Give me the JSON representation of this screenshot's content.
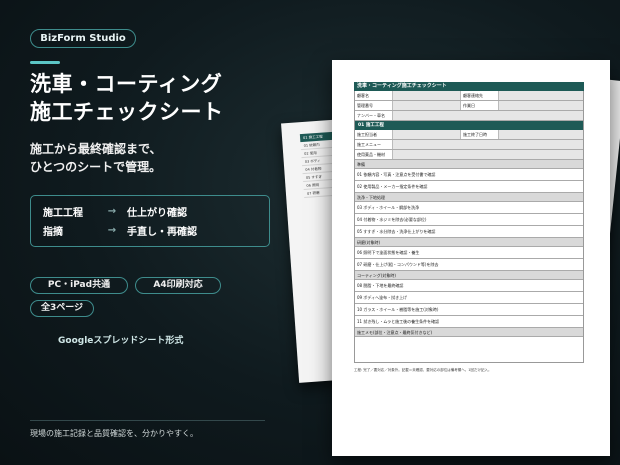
{
  "brand": "BizForm Studio",
  "title_line1": "洗車・コーティング",
  "title_line2": "施工チェックシート",
  "subtitle_line1": "施工から最終確認まで、",
  "subtitle_line2": "ひとつのシートで管理。",
  "flow": [
    {
      "label": "施工工程",
      "arrow": "→",
      "result": "仕上がり確認"
    },
    {
      "label": "指摘",
      "arrow": "→",
      "result": "手直し・再確認"
    }
  ],
  "pills": {
    "pc": "PC・iPad共通",
    "a4": "A4印刷対応",
    "pages": "全3ページ"
  },
  "format_note": "Googleスプレッドシート形式",
  "footer": "現場の施工記録と品質確認を、分かりやすく。",
  "colors": {
    "accent": "#5cc6c6",
    "sheet_header": "#1e5a56",
    "border": "#3e8c8c"
  },
  "sheet": {
    "title": "洗車・コーティング施工チェックシート",
    "info": [
      {
        "k1": "顧客名",
        "k2": "顧客連絡先"
      },
      {
        "k1": "管理番号",
        "k2": "作業日"
      }
    ],
    "plate_label": "ナンバー・車名",
    "section_title": "01 施工工程",
    "work_rows": [
      {
        "k": "施工担当者",
        "k2": "施工終了日時"
      },
      {
        "k": "施工メニュー"
      },
      {
        "k": "使用薬品・機材"
      }
    ],
    "categories": [
      {
        "name": "準備",
        "items": [
          "01 依頼内容・写真・注意点を受付書で確認",
          "02 使用製品・メーカー指定条件を確認"
        ]
      },
      {
        "name": "洗浄・下地処理",
        "items": [
          "03 ボディ・ホイール・鋼部を洗浄",
          "04 付着物・水ジミを除去(必要な部位)",
          "05 すすぎ・水分除去・洗浄仕上がりを確認"
        ]
      },
      {
        "name": "研磨(対象時)",
        "items": [
          "06 照明下で塗面状態を確認・養生",
          "07 研磨・仕上げ(粗・コンパウンド等)を除去"
        ]
      },
      {
        "name": "コーティング(対象時)",
        "items": [
          "08 脱脂・下地を最終確認",
          "09 ボディへ塗布・拭き上げ",
          "10 ガラス・ホイール・樹脂等を施工(対象時)",
          "11 拭き残し・ムラと施工後の養生条件を確認"
        ]
      }
    ],
    "memo_label": "施工メモ(部位・注意点・最終気付きなど)",
    "foot_note": "工程: 完了／要対応／対象外。記載＝未確認、要対応の部位は備考欄へ。1回だけ記入。"
  },
  "back_left": {
    "head": "01 施工工程",
    "rows": [
      "01 依頼内",
      "02 使用",
      "03 ボディ",
      "04 付着物",
      "05 すすぎ",
      "06 照明",
      "07 研磨"
    ]
  }
}
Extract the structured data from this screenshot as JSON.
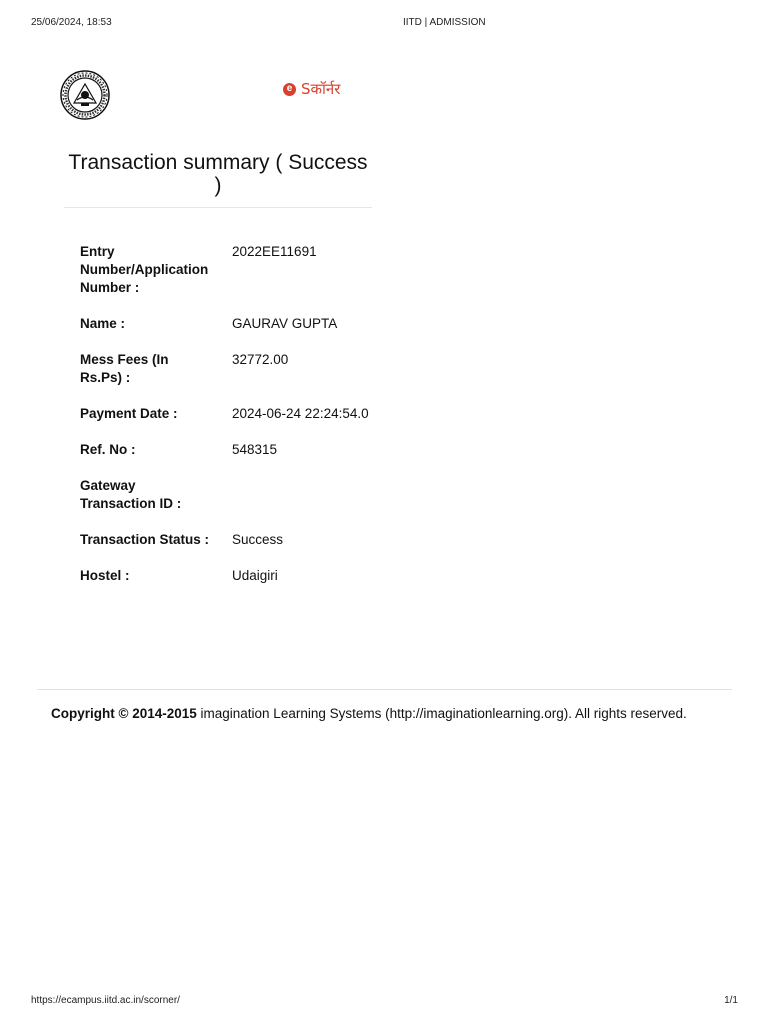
{
  "print_header": {
    "datetime": "25/06/2024, 18:53",
    "title": "IITD | ADMISSION"
  },
  "print_footer": {
    "url": "https://ecampus.iitd.ac.in/scorner/",
    "page": "1/1"
  },
  "brand": {
    "icon": "e",
    "text": "Sकॉर्नर",
    "color": "#d9412f"
  },
  "page_title": "Transaction summary ( Success )",
  "details": [
    {
      "label": "Entry Number/Application Number :",
      "value": "2022EE11691"
    },
    {
      "label": "Name :",
      "value": "GAURAV GUPTA"
    },
    {
      "label": "Mess Fees (In Rs.Ps) :",
      "value": "32772.00"
    },
    {
      "label": "Payment Date :",
      "value": "2024-06-24 22:24:54.0"
    },
    {
      "label": "Ref. No :",
      "value": "548315"
    },
    {
      "label": "Gateway Transaction ID :",
      "value": ""
    },
    {
      "label": "Transaction Status :",
      "value": "Success"
    },
    {
      "label": "Hostel :",
      "value": "Udaigiri"
    }
  ],
  "footer": {
    "copyright_bold": "Copyright © 2014-2015",
    "copyright_text": " imagination Learning Systems (http://imaginationlearning.org). All rights reserved."
  }
}
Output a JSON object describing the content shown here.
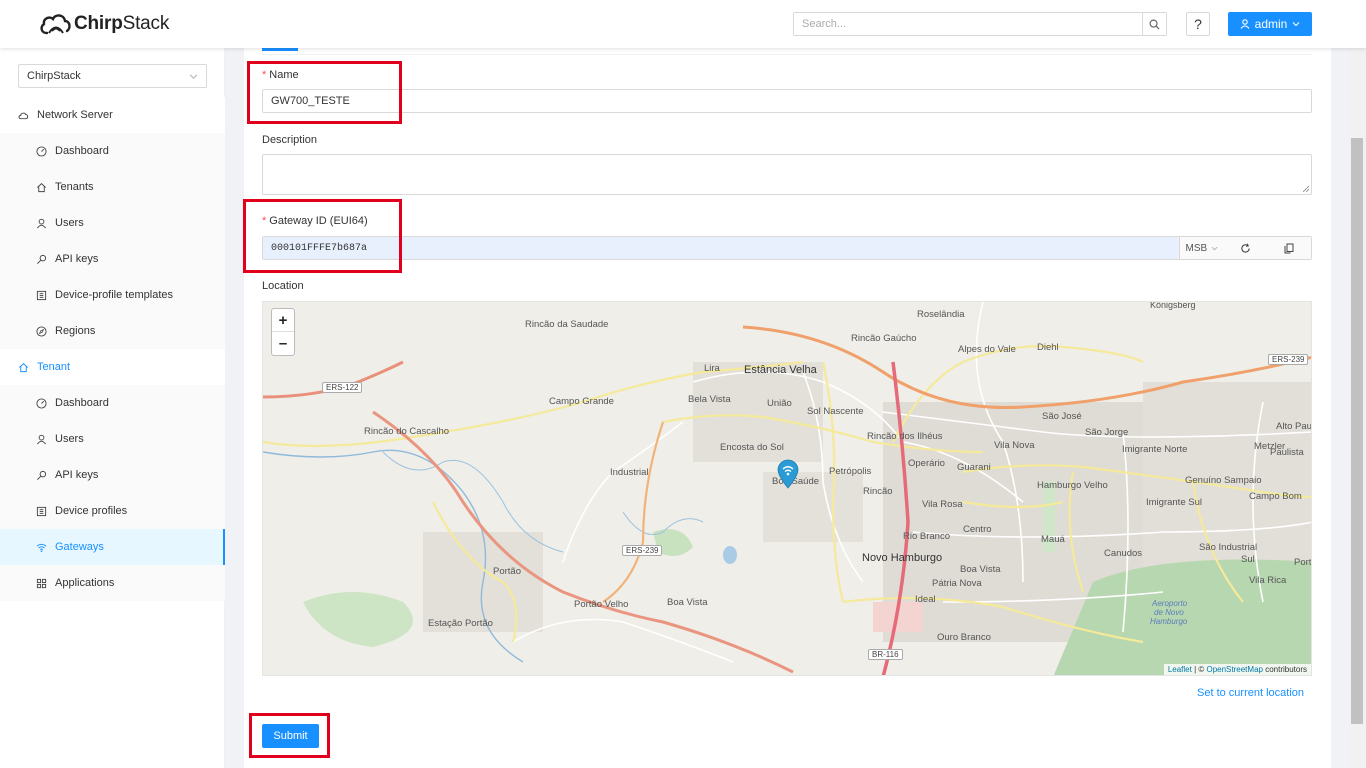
{
  "header": {
    "logo_bold": "Chirp",
    "logo_thin": "Stack",
    "search_placeholder": "Search...",
    "help_label": "?",
    "user_label": "admin"
  },
  "sidebar": {
    "tenant_selected": "ChirpStack",
    "network_server": {
      "label": "Network Server",
      "items": [
        {
          "label": "Dashboard",
          "icon": "dashboard-icon"
        },
        {
          "label": "Tenants",
          "icon": "home-icon"
        },
        {
          "label": "Users",
          "icon": "user-icon"
        },
        {
          "label": "API keys",
          "icon": "key-icon"
        },
        {
          "label": "Device-profile templates",
          "icon": "template-icon"
        },
        {
          "label": "Regions",
          "icon": "compass-icon"
        }
      ]
    },
    "tenant": {
      "label": "Tenant",
      "items": [
        {
          "label": "Dashboard",
          "icon": "dashboard-icon"
        },
        {
          "label": "Users",
          "icon": "user-icon"
        },
        {
          "label": "API keys",
          "icon": "key-icon"
        },
        {
          "label": "Device profiles",
          "icon": "template-icon"
        },
        {
          "label": "Gateways",
          "icon": "wifi-icon",
          "selected": true
        },
        {
          "label": "Applications",
          "icon": "apps-icon"
        }
      ]
    }
  },
  "form": {
    "name_label": "Name",
    "name_value": "GW700_TESTE",
    "description_label": "Description",
    "description_value": "",
    "gateway_id_label": "Gateway ID (EUI64)",
    "gateway_id_value": "000101FFFE7b687a",
    "byte_order": "MSB",
    "location_label": "Location",
    "set_location_label": "Set to current location",
    "submit_label": "Submit"
  },
  "map": {
    "zoom_in": "+",
    "zoom_out": "–",
    "attribution_leaflet": "Leaflet",
    "attribution_sep": " | © ",
    "attribution_osm": "OpenStreetMap",
    "attribution_suffix": " contributors",
    "places": {
      "konigsberg": "Königsberg",
      "roselandia": "Roselândia",
      "rincao_saudade": "Rincão da Saudade",
      "rincao_gaucho": "Rincão Gaúcho",
      "alpes_do_vale": "Alpes do Vale",
      "diehl": "Diehl",
      "lira": "Lira",
      "estancia_velha": "Estância Velha",
      "campo_grande": "Campo Grande",
      "bela_vista": "Bela Vista",
      "uniao": "União",
      "sol_nascente": "Sol Nascente",
      "sao_jose": "São José",
      "alto_paulista": "Alto Paulista",
      "rincao_cascalho": "Rincão do Cascalho",
      "encosta_sol": "Encosta do Sol",
      "rincao_ilheus": "Rincão dos Ilhéus",
      "sao_jorge": "São Jorge",
      "vila_nova": "Vila Nova",
      "imigrante_norte": "Imigrante Norte",
      "metzler": "Metzler",
      "paulista": "Paulista",
      "industrial": "Industrial",
      "petropolis": "Petrópolis",
      "operario": "Operário",
      "guarani": "Guarani",
      "boa_saude": "Boa Saúde",
      "hamburgo_velho": "Hamburgo Velho",
      "genuino_sampaio": "Genuíno Sampaio",
      "rincao": "Rincão",
      "campo_bom": "Campo Bom",
      "vila_rosa": "Vila Rosa",
      "imigrante_sul": "Imigrante Sul",
      "centro": "Centro",
      "rio_branco": "Rio Branco",
      "maua": "Mauá",
      "sao_industrial": "São Industrial",
      "sul": "Sul",
      "novo_hamburgo": "Novo Hamburgo",
      "canudos": "Canudos",
      "porto_bl": "Porto Bl",
      "portao": "Portão",
      "boa_vista2": "Boa Vista",
      "patria_nova": "Pátria Nova",
      "vila_rica": "Vila Rica",
      "portao_velho": "Portão Velho",
      "boa_vista": "Boa Vista",
      "ideal": "Ideal",
      "aeroporto": "Aeroporto",
      "de_novo": "de Novo",
      "hamburgo": "Hamburgo",
      "estacao_portao": "Estação Portão",
      "ouro_branco": "Ouro Branco"
    },
    "roads": {
      "ers239_top": "ERS-239",
      "ers122": "ERS-122",
      "ers239_mid": "ERS-239",
      "br116": "BR-116"
    }
  }
}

_____

Problem to solve: Only lines that contain the word "JSON" are wanted; copy each of them.

Result for this exercise:
Give me the JSON representation of this screenshot's content.
Extract the structured data from this screenshot as JSON.
Output a JSON object describing the content shown here.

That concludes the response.